[start of Given data]

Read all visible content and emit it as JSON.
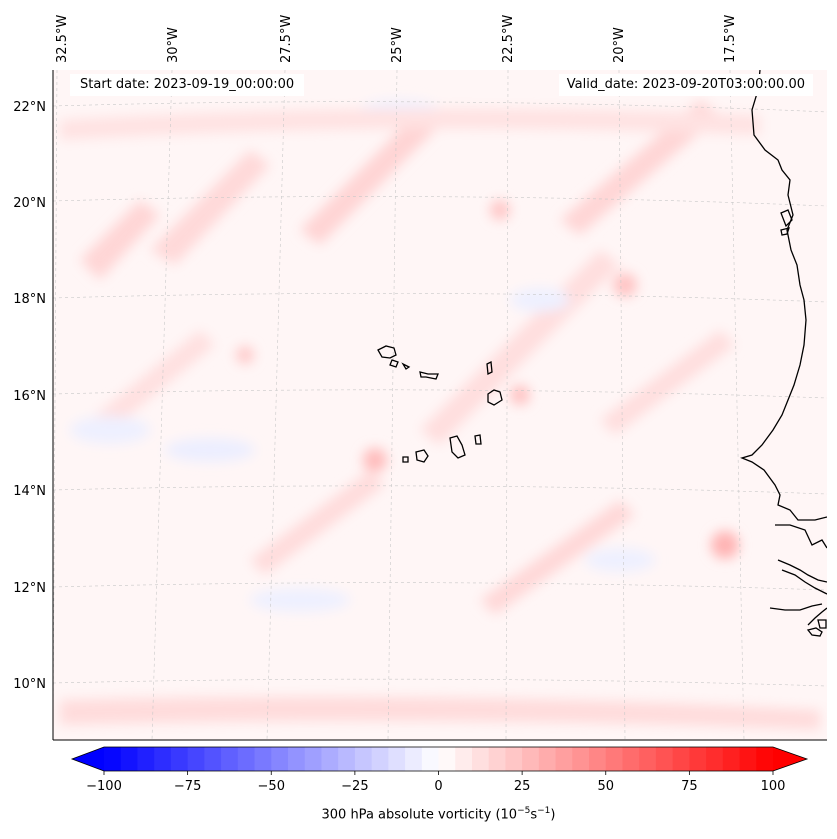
{
  "header": {
    "start_date": "Start date: 2023-09-19_00:00:00",
    "valid_date": "Valid_date: 2023-09-20T03:00:00.00"
  },
  "map": {
    "lon_labels": [
      "32.5°W",
      "30°W",
      "27.5°W",
      "25°W",
      "22.5°W",
      "20°W",
      "17.5°W"
    ],
    "lat_labels": [
      "22°N",
      "20°N",
      "18°N",
      "16°N",
      "14°N",
      "12°N",
      "10°N"
    ],
    "field": "300 hPa absolute vorticity",
    "gridlines": true,
    "projection_note": "rotated"
  },
  "colorbar": {
    "label_main": "300 hPa absolute vorticity (10",
    "label_exp1": "−5",
    "label_mid": "s",
    "label_exp2": "−1",
    "label_end": ")",
    "ticks": [
      "−100",
      "−75",
      "−50",
      "−25",
      "0",
      "25",
      "50",
      "75",
      "100"
    ],
    "vmin": -100,
    "vmax": 100,
    "levels": 40,
    "colormap": "bwr",
    "extend": "both"
  },
  "colors": {
    "negative": "#0000ff",
    "zero": "#ffffff",
    "positive": "#ff0000",
    "coastline": "#000000"
  }
}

[end of Given data]

--- To do ---
Copy out all the data exactly; skip the pictures.

--- Output of the task ---
Read all visible content and emit it as JSON.
{
  "header": {
    "start_date": "Start date: 2023-09-19_00:00:00",
    "valid_date": "Valid_date: 2023-09-20T03:00:00.00"
  },
  "map": {
    "lon_labels": [
      "32.5°W",
      "30°W",
      "27.5°W",
      "25°W",
      "22.5°W",
      "20°W",
      "17.5°W"
    ],
    "lat_labels": [
      "22°N",
      "20°N",
      "18°N",
      "16°N",
      "14°N",
      "12°N",
      "10°N"
    ],
    "field": "300 hPa absolute vorticity",
    "gridlines": true,
    "projection_note": "rotated"
  },
  "colorbar": {
    "label_main": "300 hPa absolute vorticity (10",
    "label_exp1": "−5",
    "label_mid": "s",
    "label_exp2": "−1",
    "label_end": ")",
    "ticks": [
      "−100",
      "−75",
      "−50",
      "−25",
      "0",
      "25",
      "50",
      "75",
      "100"
    ],
    "vmin": -100,
    "vmax": 100,
    "levels": 40,
    "colormap": "bwr",
    "extend": "both"
  },
  "colors": {
    "negative": "#0000ff",
    "zero": "#ffffff",
    "positive": "#ff0000",
    "coastline": "#000000"
  }
}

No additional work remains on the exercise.